What is required: Keep the images out and copy every entry below exactly.

_ _ _ _

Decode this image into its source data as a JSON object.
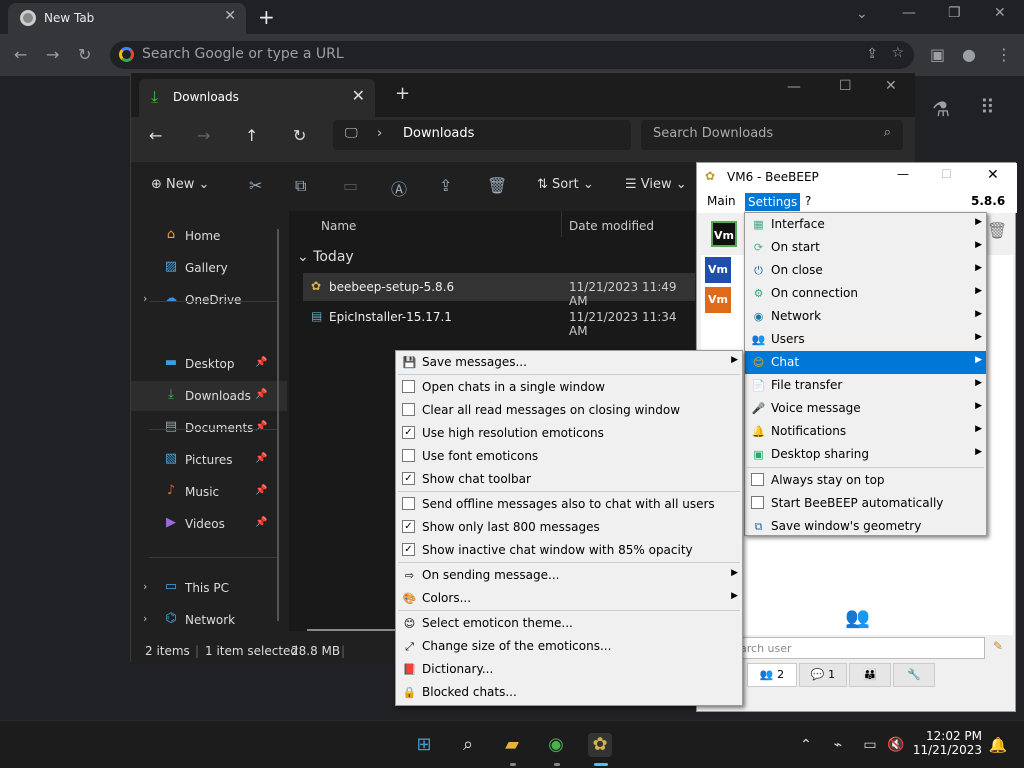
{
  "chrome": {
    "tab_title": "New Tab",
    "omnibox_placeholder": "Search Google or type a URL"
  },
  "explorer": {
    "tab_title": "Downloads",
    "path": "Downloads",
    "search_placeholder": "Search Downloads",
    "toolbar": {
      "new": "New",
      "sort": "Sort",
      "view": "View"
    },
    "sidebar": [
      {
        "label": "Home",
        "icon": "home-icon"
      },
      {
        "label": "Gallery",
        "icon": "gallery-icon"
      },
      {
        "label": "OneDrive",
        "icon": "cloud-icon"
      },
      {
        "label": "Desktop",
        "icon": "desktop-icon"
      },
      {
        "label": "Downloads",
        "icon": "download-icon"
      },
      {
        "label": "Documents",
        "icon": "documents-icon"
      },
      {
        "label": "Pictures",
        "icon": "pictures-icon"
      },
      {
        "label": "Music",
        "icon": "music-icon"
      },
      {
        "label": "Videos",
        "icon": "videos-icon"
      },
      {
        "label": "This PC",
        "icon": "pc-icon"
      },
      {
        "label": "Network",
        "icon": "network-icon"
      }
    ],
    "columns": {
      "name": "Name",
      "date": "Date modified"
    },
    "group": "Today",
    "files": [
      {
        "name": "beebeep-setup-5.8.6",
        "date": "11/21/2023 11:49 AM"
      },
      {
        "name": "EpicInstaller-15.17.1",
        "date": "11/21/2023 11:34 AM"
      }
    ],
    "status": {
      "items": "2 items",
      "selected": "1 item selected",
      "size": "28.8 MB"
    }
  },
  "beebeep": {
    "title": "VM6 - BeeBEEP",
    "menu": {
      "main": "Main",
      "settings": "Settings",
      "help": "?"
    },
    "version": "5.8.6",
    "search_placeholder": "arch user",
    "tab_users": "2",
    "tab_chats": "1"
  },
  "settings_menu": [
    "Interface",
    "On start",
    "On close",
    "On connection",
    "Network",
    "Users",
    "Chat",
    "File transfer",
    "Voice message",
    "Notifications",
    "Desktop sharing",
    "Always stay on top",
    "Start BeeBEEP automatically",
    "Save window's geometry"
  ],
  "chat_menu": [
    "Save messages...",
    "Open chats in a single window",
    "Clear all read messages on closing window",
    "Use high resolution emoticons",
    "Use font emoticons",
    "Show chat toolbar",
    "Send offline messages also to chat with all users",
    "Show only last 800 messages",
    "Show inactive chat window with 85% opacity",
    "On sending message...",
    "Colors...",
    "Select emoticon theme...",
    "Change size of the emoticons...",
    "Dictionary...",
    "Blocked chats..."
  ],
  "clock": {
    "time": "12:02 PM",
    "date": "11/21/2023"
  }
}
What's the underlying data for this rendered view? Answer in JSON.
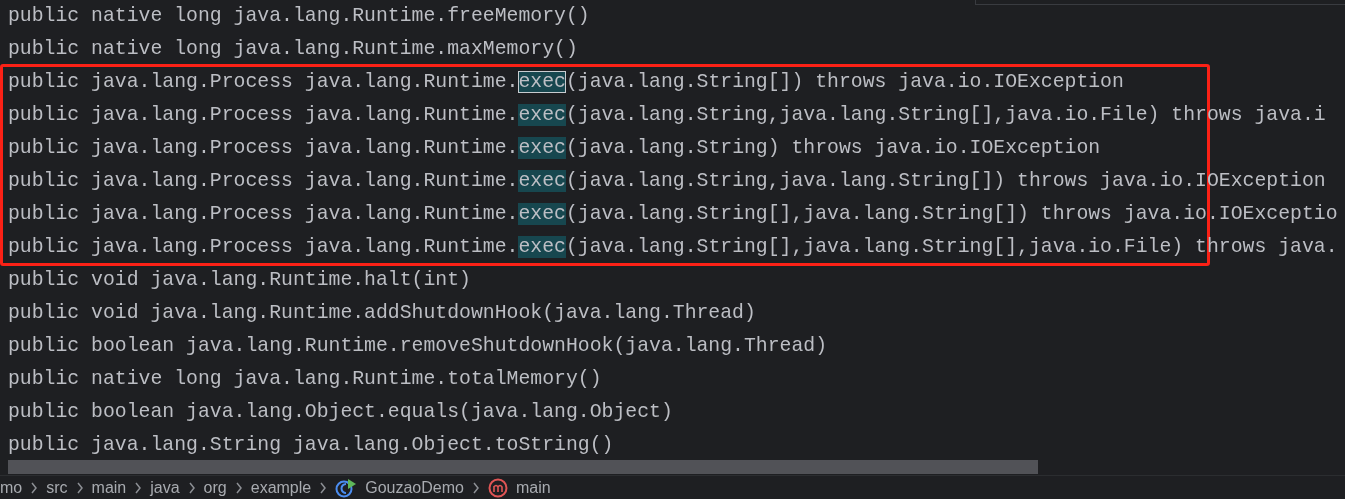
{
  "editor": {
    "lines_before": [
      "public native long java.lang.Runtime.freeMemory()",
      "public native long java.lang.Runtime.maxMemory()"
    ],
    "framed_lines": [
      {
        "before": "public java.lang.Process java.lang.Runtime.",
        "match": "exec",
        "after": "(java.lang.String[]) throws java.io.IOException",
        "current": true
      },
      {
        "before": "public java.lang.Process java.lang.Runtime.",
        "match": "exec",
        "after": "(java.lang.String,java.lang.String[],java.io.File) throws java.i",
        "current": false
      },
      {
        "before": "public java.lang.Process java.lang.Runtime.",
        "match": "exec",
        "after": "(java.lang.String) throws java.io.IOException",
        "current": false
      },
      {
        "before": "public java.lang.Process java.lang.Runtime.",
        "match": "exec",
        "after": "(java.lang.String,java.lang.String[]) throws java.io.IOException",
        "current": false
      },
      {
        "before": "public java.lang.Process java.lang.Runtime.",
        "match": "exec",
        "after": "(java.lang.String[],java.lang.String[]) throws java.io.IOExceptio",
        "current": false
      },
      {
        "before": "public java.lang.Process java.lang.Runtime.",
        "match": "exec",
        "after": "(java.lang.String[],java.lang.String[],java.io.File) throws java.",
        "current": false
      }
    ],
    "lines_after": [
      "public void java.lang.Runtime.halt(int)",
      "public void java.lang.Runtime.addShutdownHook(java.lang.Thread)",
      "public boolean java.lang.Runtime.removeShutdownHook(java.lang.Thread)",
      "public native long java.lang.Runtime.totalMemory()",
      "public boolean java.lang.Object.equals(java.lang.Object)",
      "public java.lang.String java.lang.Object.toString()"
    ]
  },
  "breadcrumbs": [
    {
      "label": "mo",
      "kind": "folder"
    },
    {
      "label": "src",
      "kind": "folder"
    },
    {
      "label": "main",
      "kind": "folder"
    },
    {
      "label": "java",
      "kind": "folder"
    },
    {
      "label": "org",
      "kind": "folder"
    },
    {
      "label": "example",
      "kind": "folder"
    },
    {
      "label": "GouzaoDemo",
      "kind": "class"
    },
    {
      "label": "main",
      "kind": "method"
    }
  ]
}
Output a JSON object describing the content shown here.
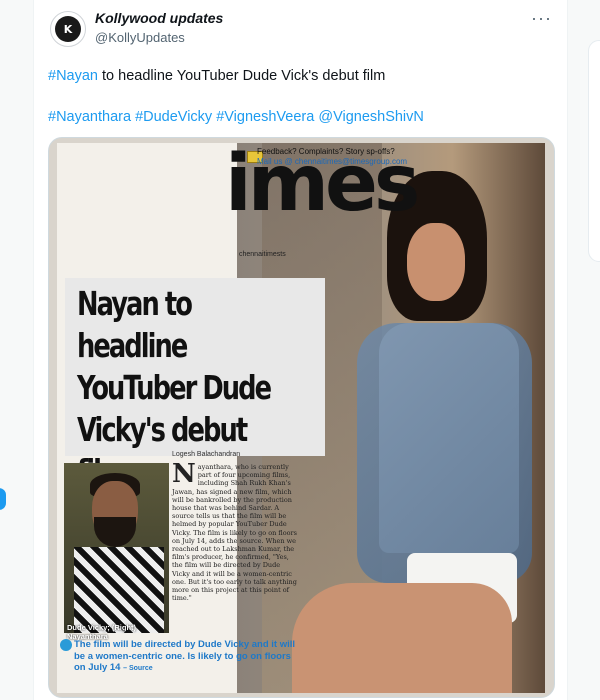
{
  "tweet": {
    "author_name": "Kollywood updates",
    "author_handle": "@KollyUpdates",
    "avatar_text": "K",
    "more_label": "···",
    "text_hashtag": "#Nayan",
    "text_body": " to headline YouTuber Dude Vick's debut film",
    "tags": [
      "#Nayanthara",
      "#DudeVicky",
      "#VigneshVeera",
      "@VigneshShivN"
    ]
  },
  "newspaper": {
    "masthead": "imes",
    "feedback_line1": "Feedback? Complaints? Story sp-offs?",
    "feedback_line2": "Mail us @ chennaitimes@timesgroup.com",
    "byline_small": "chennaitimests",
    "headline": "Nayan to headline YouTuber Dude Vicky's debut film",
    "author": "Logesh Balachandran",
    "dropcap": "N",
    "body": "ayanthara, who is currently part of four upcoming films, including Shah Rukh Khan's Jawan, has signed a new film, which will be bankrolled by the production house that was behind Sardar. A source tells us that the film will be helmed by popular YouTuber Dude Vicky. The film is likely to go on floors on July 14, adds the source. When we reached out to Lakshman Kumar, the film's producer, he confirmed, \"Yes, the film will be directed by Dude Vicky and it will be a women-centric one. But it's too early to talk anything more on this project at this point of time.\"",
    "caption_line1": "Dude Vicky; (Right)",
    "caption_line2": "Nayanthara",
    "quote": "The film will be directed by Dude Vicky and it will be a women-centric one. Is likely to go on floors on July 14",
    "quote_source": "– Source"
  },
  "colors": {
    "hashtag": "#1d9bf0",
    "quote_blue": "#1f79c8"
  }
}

_ _ _ _

Response to the exercise:
Decode this image into its source data as a JSON object.
{
  "chrome": {
    "tab_title": "New Tab",
    "omnibox_placeholder": "Search Google or type a URL"
  },
  "explorer": {
    "tab_title": "Downloads",
    "path": "Downloads",
    "search_placeholder": "Search Downloads",
    "toolbar": {
      "new": "New",
      "sort": "Sort",
      "view": "View"
    },
    "sidebar": [
      {
        "label": "Home",
        "icon": "home-icon"
      },
      {
        "label": "Gallery",
        "icon": "gallery-icon"
      },
      {
        "label": "OneDrive",
        "icon": "cloud-icon"
      },
      {
        "label": "Desktop",
        "icon": "desktop-icon"
      },
      {
        "label": "Downloads",
        "icon": "download-icon"
      },
      {
        "label": "Documents",
        "icon": "documents-icon"
      },
      {
        "label": "Pictures",
        "icon": "pictures-icon"
      },
      {
        "label": "Music",
        "icon": "music-icon"
      },
      {
        "label": "Videos",
        "icon": "videos-icon"
      },
      {
        "label": "This PC",
        "icon": "pc-icon"
      },
      {
        "label": "Network",
        "icon": "network-icon"
      }
    ],
    "columns": {
      "name": "Name",
      "date": "Date modified"
    },
    "group": "Today",
    "files": [
      {
        "name": "beebeep-setup-5.8.6",
        "date": "11/21/2023 11:49 AM"
      },
      {
        "name": "EpicInstaller-15.17.1",
        "date": "11/21/2023 11:34 AM"
      }
    ],
    "status": {
      "items": "2 items",
      "selected": "1 item selected",
      "size": "28.8 MB"
    }
  },
  "beebeep": {
    "title": "VM6 - BeeBEEP",
    "menu": {
      "main": "Main",
      "settings": "Settings",
      "help": "?"
    },
    "version": "5.8.6",
    "search_placeholder": "arch user",
    "tab_users": "2",
    "tab_chats": "1"
  },
  "settings_menu": [
    "Interface",
    "On start",
    "On close",
    "On connection",
    "Network",
    "Users",
    "Chat",
    "File transfer",
    "Voice message",
    "Notifications",
    "Desktop sharing",
    "Always stay on top",
    "Start BeeBEEP automatically",
    "Save window's geometry"
  ],
  "chat_menu": [
    "Save messages...",
    "Open chats in a single window",
    "Clear all read messages on closing window",
    "Use high resolution emoticons",
    "Use font emoticons",
    "Show chat toolbar",
    "Send offline messages also to chat with all users",
    "Show only last 800 messages",
    "Show inactive chat window with 85% opacity",
    "On sending message...",
    "Colors...",
    "Select emoticon theme...",
    "Change size of the emoticons...",
    "Dictionary...",
    "Blocked chats..."
  ],
  "clock": {
    "time": "12:02 PM",
    "date": "11/21/2023"
  }
}
What's the underlying data for this rendered view? Answer in JSON.
{
  "editor": {
    "lines_before": [
      "public native long java.lang.Runtime.freeMemory()",
      "public native long java.lang.Runtime.maxMemory()"
    ],
    "framed_lines": [
      {
        "before": "public java.lang.Process java.lang.Runtime.",
        "match": "exec",
        "after": "(java.lang.String[]) throws java.io.IOException",
        "current": true
      },
      {
        "before": "public java.lang.Process java.lang.Runtime.",
        "match": "exec",
        "after": "(java.lang.String,java.lang.String[],java.io.File) throws java.i",
        "current": false
      },
      {
        "before": "public java.lang.Process java.lang.Runtime.",
        "match": "exec",
        "after": "(java.lang.String) throws java.io.IOException",
        "current": false
      },
      {
        "before": "public java.lang.Process java.lang.Runtime.",
        "match": "exec",
        "after": "(java.lang.String,java.lang.String[]) throws java.io.IOException",
        "current": false
      },
      {
        "before": "public java.lang.Process java.lang.Runtime.",
        "match": "exec",
        "after": "(java.lang.String[],java.lang.String[]) throws java.io.IOExceptio",
        "current": false
      },
      {
        "before": "public java.lang.Process java.lang.Runtime.",
        "match": "exec",
        "after": "(java.lang.String[],java.lang.String[],java.io.File) throws java.",
        "current": false
      }
    ],
    "lines_after": [
      "public void java.lang.Runtime.halt(int)",
      "public void java.lang.Runtime.addShutdownHook(java.lang.Thread)",
      "public boolean java.lang.Runtime.removeShutdownHook(java.lang.Thread)",
      "public native long java.lang.Runtime.totalMemory()",
      "public boolean java.lang.Object.equals(java.lang.Object)",
      "public java.lang.String java.lang.Object.toString()"
    ]
  },
  "breadcrumbs": [
    {
      "label": "mo",
      "kind": "folder"
    },
    {
      "label": "src",
      "kind": "folder"
    },
    {
      "label": "main",
      "kind": "folder"
    },
    {
      "label": "java",
      "kind": "folder"
    },
    {
      "label": "org",
      "kind": "folder"
    },
    {
      "label": "example",
      "kind": "folder"
    },
    {
      "label": "GouzaoDemo",
      "kind": "class"
    },
    {
      "label": "main",
      "kind": "method"
    }
  ]
}
Output a JSON object describing the content shown here.
{
  "tweet": {
    "author_name": "Kollywood updates",
    "author_handle": "@KollyUpdates",
    "avatar_text": "K",
    "more_label": "···",
    "text_hashtag": "#Nayan",
    "text_body": " to headline YouTuber Dude Vick's debut film",
    "tags": [
      "#Nayanthara",
      "#DudeVicky",
      "#VigneshVeera",
      "@VigneshShivN"
    ]
  },
  "newspaper": {
    "masthead": "imes",
    "feedback_line1": "Feedback? Complaints? Story sp-offs?",
    "feedback_line2": "Mail us @ chennaitimes@timesgroup.com",
    "byline_small": "chennaitimests",
    "headline": "Nayan to headline YouTuber Dude Vicky's debut film",
    "author": "Logesh Balachandran",
    "dropcap": "N",
    "body": "ayanthara, who is currently part of four upcoming films, including Shah Rukh Khan's Jawan, has signed a new film, which will be bankrolled by the production house that was behind Sardar. A source tells us that the film will be helmed by popular YouTuber Dude Vicky. The film is likely to go on floors on July 14, adds the source. When we reached out to Lakshman Kumar, the film's producer, he confirmed, \"Yes, the film will be directed by Dude Vicky and it will be a women-centric one. But it's too early to talk anything more on this project at this point of time.\"",
    "caption_line1": "Dude Vicky; (Right)",
    "caption_line2": "Nayanthara",
    "quote": "The film will be directed by Dude Vicky and it will be a women-centric one. Is likely to go on floors on July 14",
    "quote_source": "– Source"
  },
  "colors": {
    "hashtag": "#1d9bf0",
    "quote_blue": "#1f79c8"
  }
}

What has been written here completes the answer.